==== RECORDS PROVIDED

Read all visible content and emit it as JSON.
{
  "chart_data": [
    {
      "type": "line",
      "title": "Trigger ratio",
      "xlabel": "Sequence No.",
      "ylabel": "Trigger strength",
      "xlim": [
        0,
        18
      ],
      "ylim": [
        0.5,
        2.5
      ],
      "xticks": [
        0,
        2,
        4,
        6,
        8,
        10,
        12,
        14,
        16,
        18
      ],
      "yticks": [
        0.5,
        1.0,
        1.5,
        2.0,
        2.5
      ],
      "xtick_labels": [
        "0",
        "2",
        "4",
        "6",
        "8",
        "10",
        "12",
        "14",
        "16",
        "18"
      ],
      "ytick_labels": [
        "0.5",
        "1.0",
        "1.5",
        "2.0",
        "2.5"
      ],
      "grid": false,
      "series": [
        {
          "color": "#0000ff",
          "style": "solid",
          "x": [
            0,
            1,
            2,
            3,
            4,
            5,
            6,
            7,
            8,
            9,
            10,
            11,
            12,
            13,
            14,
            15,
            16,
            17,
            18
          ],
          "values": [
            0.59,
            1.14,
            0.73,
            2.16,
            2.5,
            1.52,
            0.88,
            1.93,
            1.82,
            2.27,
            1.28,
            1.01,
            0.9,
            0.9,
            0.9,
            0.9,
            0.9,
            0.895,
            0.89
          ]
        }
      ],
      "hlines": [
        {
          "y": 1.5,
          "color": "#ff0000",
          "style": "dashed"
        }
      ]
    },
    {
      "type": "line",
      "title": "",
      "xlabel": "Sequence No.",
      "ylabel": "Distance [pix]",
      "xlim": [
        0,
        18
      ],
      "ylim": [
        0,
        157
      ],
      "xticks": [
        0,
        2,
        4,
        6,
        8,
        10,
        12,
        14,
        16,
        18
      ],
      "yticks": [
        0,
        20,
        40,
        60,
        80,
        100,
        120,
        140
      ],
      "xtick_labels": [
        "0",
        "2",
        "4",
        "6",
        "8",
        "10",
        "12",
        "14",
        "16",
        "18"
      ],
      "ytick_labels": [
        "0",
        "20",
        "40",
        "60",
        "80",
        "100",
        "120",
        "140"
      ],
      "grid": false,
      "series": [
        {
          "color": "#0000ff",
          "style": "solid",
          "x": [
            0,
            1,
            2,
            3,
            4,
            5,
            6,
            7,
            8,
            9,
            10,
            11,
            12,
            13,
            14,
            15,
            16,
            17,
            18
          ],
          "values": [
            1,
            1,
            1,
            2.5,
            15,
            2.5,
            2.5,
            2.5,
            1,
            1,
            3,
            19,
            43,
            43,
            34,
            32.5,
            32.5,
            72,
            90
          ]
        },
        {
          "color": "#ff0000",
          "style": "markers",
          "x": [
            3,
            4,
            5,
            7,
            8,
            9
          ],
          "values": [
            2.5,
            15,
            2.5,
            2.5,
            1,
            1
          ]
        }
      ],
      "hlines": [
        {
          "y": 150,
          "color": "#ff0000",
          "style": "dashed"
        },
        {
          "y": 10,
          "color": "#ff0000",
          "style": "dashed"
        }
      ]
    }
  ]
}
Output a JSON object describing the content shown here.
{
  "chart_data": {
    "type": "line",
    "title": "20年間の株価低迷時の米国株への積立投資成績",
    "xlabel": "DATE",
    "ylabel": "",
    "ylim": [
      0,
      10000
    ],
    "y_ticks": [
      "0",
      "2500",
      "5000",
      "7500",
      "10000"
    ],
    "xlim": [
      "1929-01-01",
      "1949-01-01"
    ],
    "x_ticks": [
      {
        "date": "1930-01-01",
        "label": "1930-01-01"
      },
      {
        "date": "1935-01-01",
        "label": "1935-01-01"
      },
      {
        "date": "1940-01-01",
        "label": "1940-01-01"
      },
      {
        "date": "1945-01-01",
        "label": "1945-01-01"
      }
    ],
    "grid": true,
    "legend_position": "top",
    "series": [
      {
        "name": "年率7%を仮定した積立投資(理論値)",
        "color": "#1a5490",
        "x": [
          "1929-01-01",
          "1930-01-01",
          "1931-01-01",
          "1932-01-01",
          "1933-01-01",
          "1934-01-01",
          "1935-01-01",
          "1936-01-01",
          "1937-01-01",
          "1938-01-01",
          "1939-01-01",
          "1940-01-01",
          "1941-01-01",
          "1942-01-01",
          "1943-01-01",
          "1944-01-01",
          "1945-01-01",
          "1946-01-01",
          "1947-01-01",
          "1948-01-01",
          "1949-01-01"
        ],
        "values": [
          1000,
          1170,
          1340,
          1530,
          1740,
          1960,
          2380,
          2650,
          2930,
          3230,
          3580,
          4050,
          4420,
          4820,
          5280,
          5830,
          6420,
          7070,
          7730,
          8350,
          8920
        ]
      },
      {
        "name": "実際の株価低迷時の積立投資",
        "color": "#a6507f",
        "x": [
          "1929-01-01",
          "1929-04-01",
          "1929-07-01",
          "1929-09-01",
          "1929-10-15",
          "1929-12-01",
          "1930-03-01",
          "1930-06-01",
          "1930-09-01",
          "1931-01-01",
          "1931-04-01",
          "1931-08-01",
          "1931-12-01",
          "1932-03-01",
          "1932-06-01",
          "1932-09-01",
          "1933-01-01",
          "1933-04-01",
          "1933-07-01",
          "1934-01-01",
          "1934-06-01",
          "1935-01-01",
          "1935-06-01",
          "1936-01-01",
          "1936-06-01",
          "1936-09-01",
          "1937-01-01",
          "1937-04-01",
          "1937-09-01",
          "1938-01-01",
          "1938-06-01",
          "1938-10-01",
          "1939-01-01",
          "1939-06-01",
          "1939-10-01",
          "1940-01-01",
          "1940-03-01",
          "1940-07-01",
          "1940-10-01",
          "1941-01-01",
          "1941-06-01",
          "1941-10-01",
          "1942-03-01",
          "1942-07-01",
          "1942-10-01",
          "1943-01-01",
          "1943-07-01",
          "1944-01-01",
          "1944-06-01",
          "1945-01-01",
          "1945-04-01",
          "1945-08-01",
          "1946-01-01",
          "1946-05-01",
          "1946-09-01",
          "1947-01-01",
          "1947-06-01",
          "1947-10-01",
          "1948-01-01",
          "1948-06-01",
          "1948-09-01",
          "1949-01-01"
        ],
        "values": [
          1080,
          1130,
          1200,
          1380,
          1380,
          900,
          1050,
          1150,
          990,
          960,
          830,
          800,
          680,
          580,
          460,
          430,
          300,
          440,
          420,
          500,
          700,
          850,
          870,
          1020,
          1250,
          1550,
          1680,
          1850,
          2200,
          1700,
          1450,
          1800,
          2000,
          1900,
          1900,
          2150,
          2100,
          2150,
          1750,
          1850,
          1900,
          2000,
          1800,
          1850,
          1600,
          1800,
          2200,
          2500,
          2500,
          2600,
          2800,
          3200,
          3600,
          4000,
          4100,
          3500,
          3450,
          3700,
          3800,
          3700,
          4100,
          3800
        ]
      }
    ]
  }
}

========

▸ **DESCRIPTION OF THE TASK**:
Repeat the lines above exactly.

▸ **FULL SOLUTION**:
Read all visible content and emit it as JSON.
{
  "chart_data": [
    {
      "type": "line",
      "title": "Trigger ratio",
      "xlabel": "Sequence No.",
      "ylabel": "Trigger strength",
      "xlim": [
        0,
        18
      ],
      "ylim": [
        0.5,
        2.5
      ],
      "xticks": [
        0,
        2,
        4,
        6,
        8,
        10,
        12,
        14,
        16,
        18
      ],
      "yticks": [
        0.5,
        1.0,
        1.5,
        2.0,
        2.5
      ],
      "xtick_labels": [
        "0",
        "2",
        "4",
        "6",
        "8",
        "10",
        "12",
        "14",
        "16",
        "18"
      ],
      "ytick_labels": [
        "0.5",
        "1.0",
        "1.5",
        "2.0",
        "2.5"
      ],
      "grid": false,
      "series": [
        {
          "color": "#0000ff",
          "style": "solid",
          "x": [
            0,
            1,
            2,
            3,
            4,
            5,
            6,
            7,
            8,
            9,
            10,
            11,
            12,
            13,
            14,
            15,
            16,
            17,
            18
          ],
          "values": [
            0.59,
            1.14,
            0.73,
            2.16,
            2.5,
            1.52,
            0.88,
            1.93,
            1.82,
            2.27,
            1.28,
            1.01,
            0.9,
            0.9,
            0.9,
            0.9,
            0.9,
            0.895,
            0.89
          ]
        }
      ],
      "hlines": [
        {
          "y": 1.5,
          "color": "#ff0000",
          "style": "dashed"
        }
      ]
    },
    {
      "type": "line",
      "title": "",
      "xlabel": "Sequence No.",
      "ylabel": "Distance [pix]",
      "xlim": [
        0,
        18
      ],
      "ylim": [
        0,
        157
      ],
      "xticks": [
        0,
        2,
        4,
        6,
        8,
        10,
        12,
        14,
        16,
        18
      ],
      "yticks": [
        0,
        20,
        40,
        60,
        80,
        100,
        120,
        140
      ],
      "xtick_labels": [
        "0",
        "2",
        "4",
        "6",
        "8",
        "10",
        "12",
        "14",
        "16",
        "18"
      ],
      "ytick_labels": [
        "0",
        "20",
        "40",
        "60",
        "80",
        "100",
        "120",
        "140"
      ],
      "grid": false,
      "series": [
        {
          "color": "#0000ff",
          "style": "solid",
          "x": [
            0,
            1,
            2,
            3,
            4,
            5,
            6,
            7,
            8,
            9,
            10,
            11,
            12,
            13,
            14,
            15,
            16,
            17,
            18
          ],
          "values": [
            1,
            1,
            1,
            2.5,
            15,
            2.5,
            2.5,
            2.5,
            1,
            1,
            3,
            19,
            43,
            43,
            34,
            32.5,
            32.5,
            72,
            90
          ]
        },
        {
          "color": "#ff0000",
          "style": "markers",
          "x": [
            3,
            4,
            5,
            7,
            8,
            9
          ],
          "values": [
            2.5,
            15,
            2.5,
            2.5,
            1,
            1
          ]
        }
      ],
      "hlines": [
        {
          "y": 150,
          "color": "#ff0000",
          "style": "dashed"
        },
        {
          "y": 10,
          "color": "#ff0000",
          "style": "dashed"
        }
      ]
    }
  ]
}
Output a JSON object describing the content shown here.
{
  "chart_data": {
    "type": "line",
    "title": "20年間の株価低迷時の米国株への積立投資成績",
    "xlabel": "DATE",
    "ylabel": "",
    "ylim": [
      0,
      10000
    ],
    "y_ticks": [
      "0",
      "2500",
      "5000",
      "7500",
      "10000"
    ],
    "xlim": [
      "1929-01-01",
      "1949-01-01"
    ],
    "x_ticks": [
      {
        "date": "1930-01-01",
        "label": "1930-01-01"
      },
      {
        "date": "1935-01-01",
        "label": "1935-01-01"
      },
      {
        "date": "1940-01-01",
        "label": "1940-01-01"
      },
      {
        "date": "1945-01-01",
        "label": "1945-01-01"
      }
    ],
    "grid": true,
    "legend_position": "top",
    "series": [
      {
        "name": "年率7%を仮定した積立投資(理論値)",
        "color": "#1a5490",
        "x": [
          "1929-01-01",
          "1930-01-01",
          "1931-01-01",
          "1932-01-01",
          "1933-01-01",
          "1934-01-01",
          "1935-01-01",
          "1936-01-01",
          "1937-01-01",
          "1938-01-01",
          "1939-01-01",
          "1940-01-01",
          "1941-01-01",
          "1942-01-01",
          "1943-01-01",
          "1944-01-01",
          "1945-01-01",
          "1946-01-01",
          "1947-01-01",
          "1948-01-01",
          "1949-01-01"
        ],
        "values": [
          1000,
          1170,
          1340,
          1530,
          1740,
          1960,
          2380,
          2650,
          2930,
          3230,
          3580,
          4050,
          4420,
          4820,
          5280,
          5830,
          6420,
          7070,
          7730,
          8350,
          8920
        ]
      },
      {
        "name": "実際の株価低迷時の積立投資",
        "color": "#a6507f",
        "x": [
          "1929-01-01",
          "1929-04-01",
          "1929-07-01",
          "1929-09-01",
          "1929-10-15",
          "1929-12-01",
          "1930-03-01",
          "1930-06-01",
          "1930-09-01",
          "1931-01-01",
          "1931-04-01",
          "1931-08-01",
          "1931-12-01",
          "1932-03-01",
          "1932-06-01",
          "1932-09-01",
          "1933-01-01",
          "1933-04-01",
          "1933-07-01",
          "1934-01-01",
          "1934-06-01",
          "1935-01-01",
          "1935-06-01",
          "1936-01-01",
          "1936-06-01",
          "1936-09-01",
          "1937-01-01",
          "1937-04-01",
          "1937-09-01",
          "1938-01-01",
          "1938-06-01",
          "1938-10-01",
          "1939-01-01",
          "1939-06-01",
          "1939-10-01",
          "1940-01-01",
          "1940-03-01",
          "1940-07-01",
          "1940-10-01",
          "1941-01-01",
          "1941-06-01",
          "1941-10-01",
          "1942-03-01",
          "1942-07-01",
          "1942-10-01",
          "1943-01-01",
          "1943-07-01",
          "1944-01-01",
          "1944-06-01",
          "1945-01-01",
          "1945-04-01",
          "1945-08-01",
          "1946-01-01",
          "1946-05-01",
          "1946-09-01",
          "1947-01-01",
          "1947-06-01",
          "1947-10-01",
          "1948-01-01",
          "1948-06-01",
          "1948-09-01",
          "1949-01-01"
        ],
        "values": [
          1080,
          1130,
          1200,
          1380,
          1380,
          900,
          1050,
          1150,
          990,
          960,
          830,
          800,
          680,
          580,
          460,
          430,
          300,
          440,
          420,
          500,
          700,
          850,
          870,
          1020,
          1250,
          1550,
          1680,
          1850,
          2200,
          1700,
          1450,
          1800,
          2000,
          1900,
          1900,
          2150,
          2100,
          2150,
          1750,
          1850,
          1900,
          2000,
          1800,
          1850,
          1600,
          1800,
          2200,
          2500,
          2500,
          2600,
          2800,
          3200,
          3600,
          4000,
          4100,
          3500,
          3450,
          3700,
          3800,
          3700,
          4100,
          3800
        ]
      }
    ]
  }
}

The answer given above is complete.